--- start of Task input ---
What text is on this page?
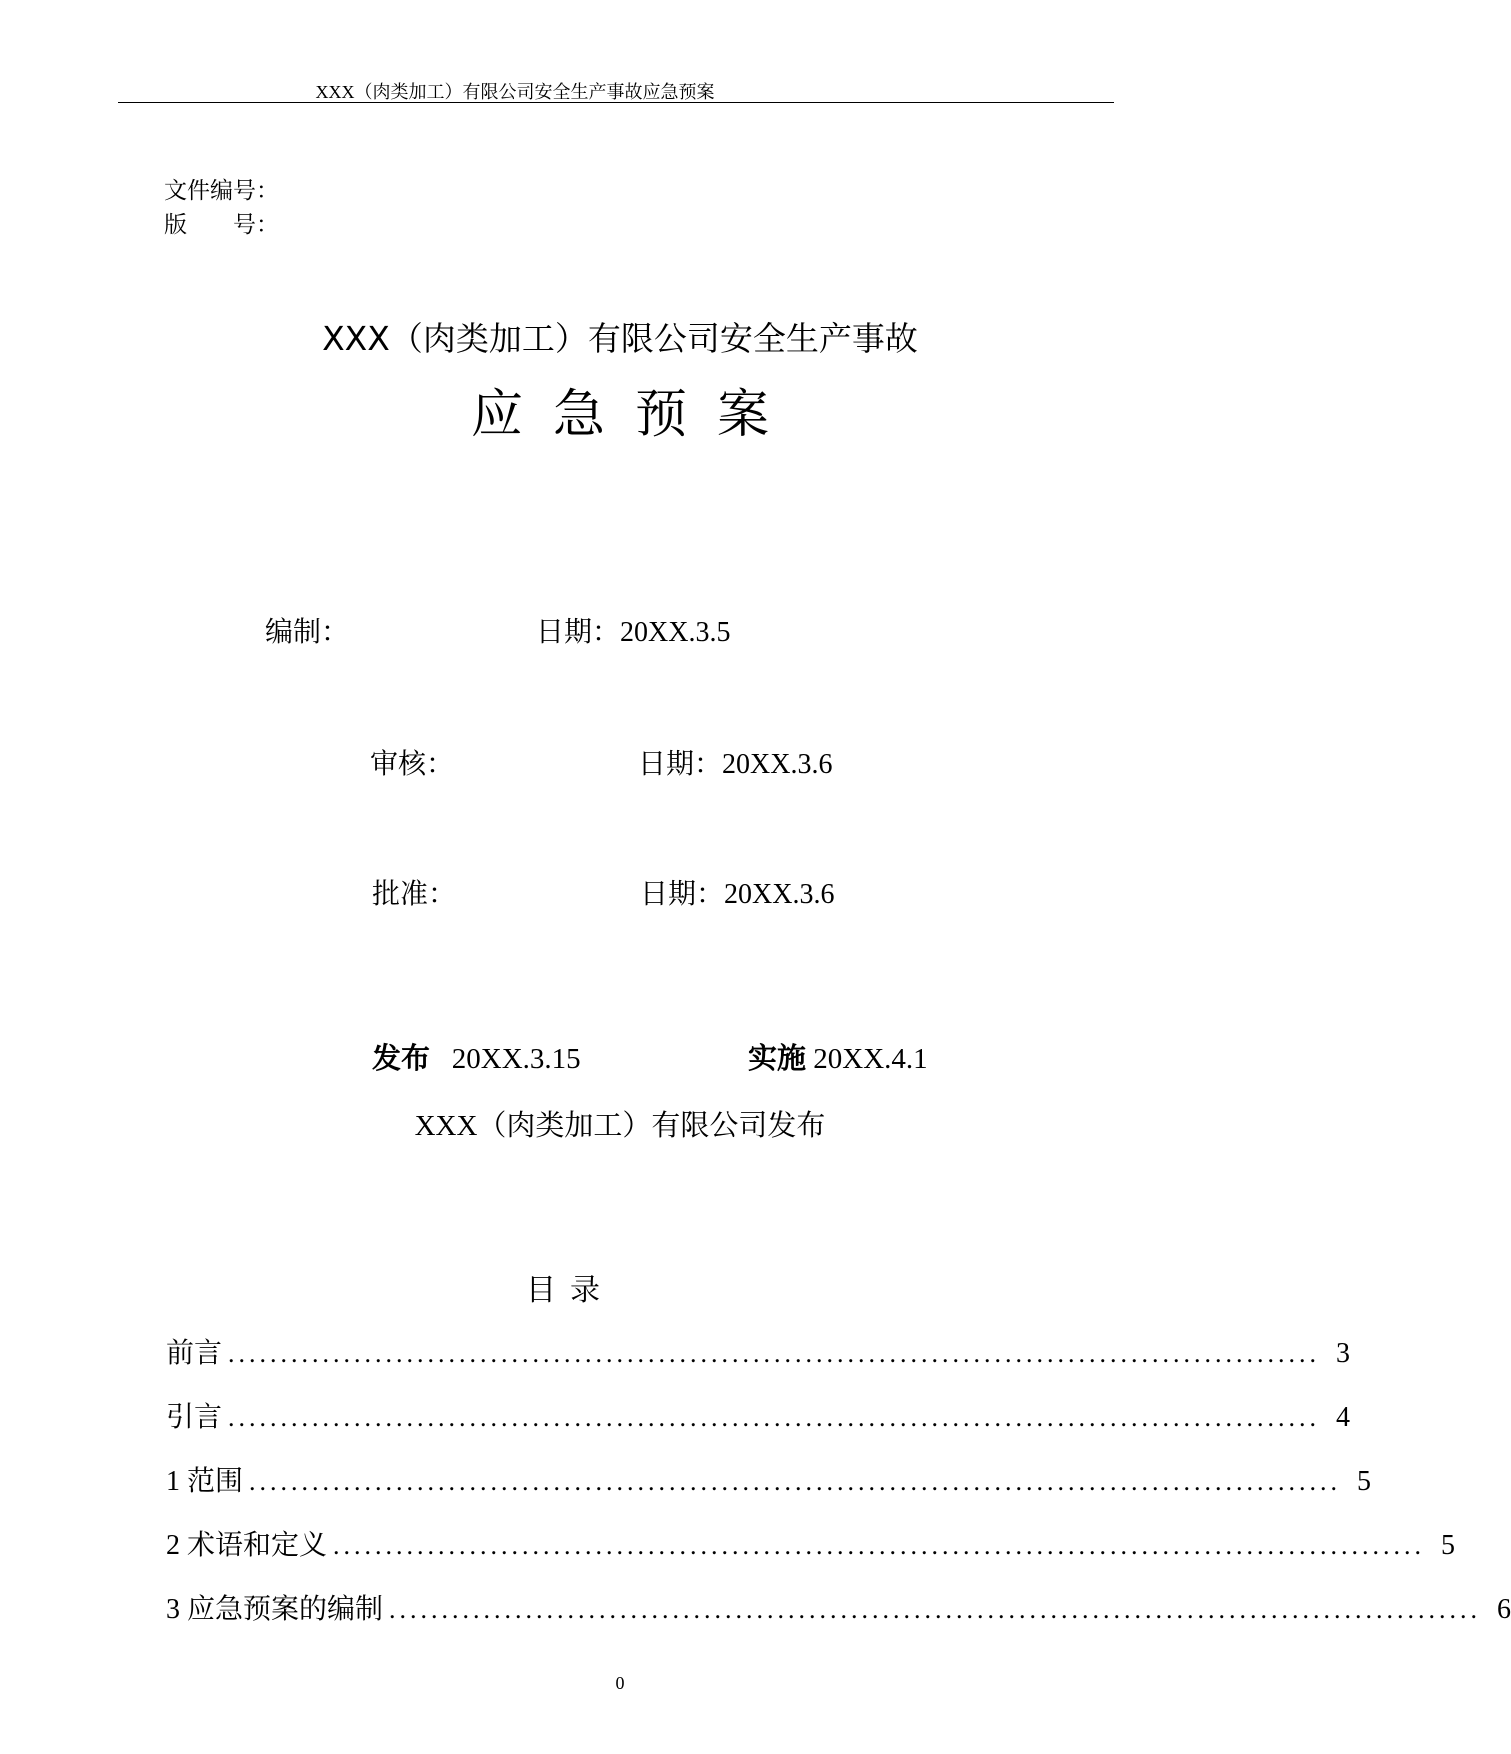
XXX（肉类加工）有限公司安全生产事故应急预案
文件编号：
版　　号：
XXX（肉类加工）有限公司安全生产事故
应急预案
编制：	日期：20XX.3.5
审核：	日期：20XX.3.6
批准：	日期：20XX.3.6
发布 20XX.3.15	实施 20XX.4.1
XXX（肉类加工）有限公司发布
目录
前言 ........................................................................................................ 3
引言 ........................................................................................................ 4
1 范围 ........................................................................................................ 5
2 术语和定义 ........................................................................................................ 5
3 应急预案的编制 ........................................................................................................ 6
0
--- end of Task input ---
--- start of Task input ---
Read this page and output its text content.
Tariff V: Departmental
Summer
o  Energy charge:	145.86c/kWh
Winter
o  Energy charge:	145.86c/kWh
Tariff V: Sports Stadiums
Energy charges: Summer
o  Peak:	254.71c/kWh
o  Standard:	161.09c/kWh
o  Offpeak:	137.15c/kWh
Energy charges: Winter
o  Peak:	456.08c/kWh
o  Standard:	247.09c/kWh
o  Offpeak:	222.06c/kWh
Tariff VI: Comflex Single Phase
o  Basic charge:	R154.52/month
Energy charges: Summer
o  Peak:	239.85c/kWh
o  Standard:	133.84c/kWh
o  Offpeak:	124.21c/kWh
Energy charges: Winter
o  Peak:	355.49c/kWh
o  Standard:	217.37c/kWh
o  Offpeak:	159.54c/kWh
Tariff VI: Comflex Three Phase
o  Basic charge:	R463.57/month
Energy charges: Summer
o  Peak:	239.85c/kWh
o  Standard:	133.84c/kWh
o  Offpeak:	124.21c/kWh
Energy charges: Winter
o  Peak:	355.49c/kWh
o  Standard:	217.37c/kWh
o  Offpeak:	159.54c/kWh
--- end of Task input ---
--- start of Task input ---
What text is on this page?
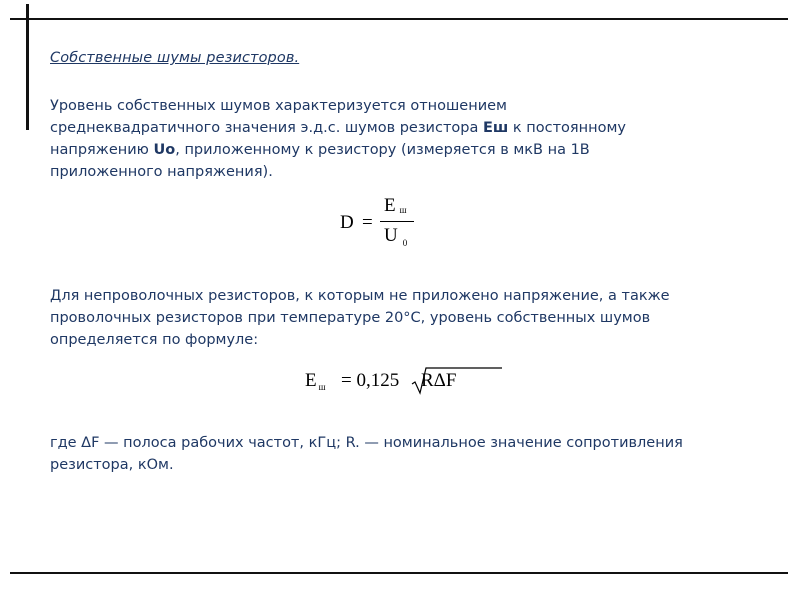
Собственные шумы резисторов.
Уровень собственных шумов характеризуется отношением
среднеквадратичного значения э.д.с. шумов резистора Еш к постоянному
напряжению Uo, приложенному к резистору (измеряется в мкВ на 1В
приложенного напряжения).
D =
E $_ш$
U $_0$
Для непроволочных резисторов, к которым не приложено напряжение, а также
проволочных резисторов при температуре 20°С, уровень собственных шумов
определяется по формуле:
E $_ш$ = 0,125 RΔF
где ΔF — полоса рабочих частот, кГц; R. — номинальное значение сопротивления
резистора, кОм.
--- end of Task input ---
Return every line of the preceding records in which the word "резисторов" appears.

Собственные шумы резисторов.
Для непроволочных резисторов, к которым не приложено напряжение, а также
проволочных резисторов при температуре 20°С, уровень собственных шумов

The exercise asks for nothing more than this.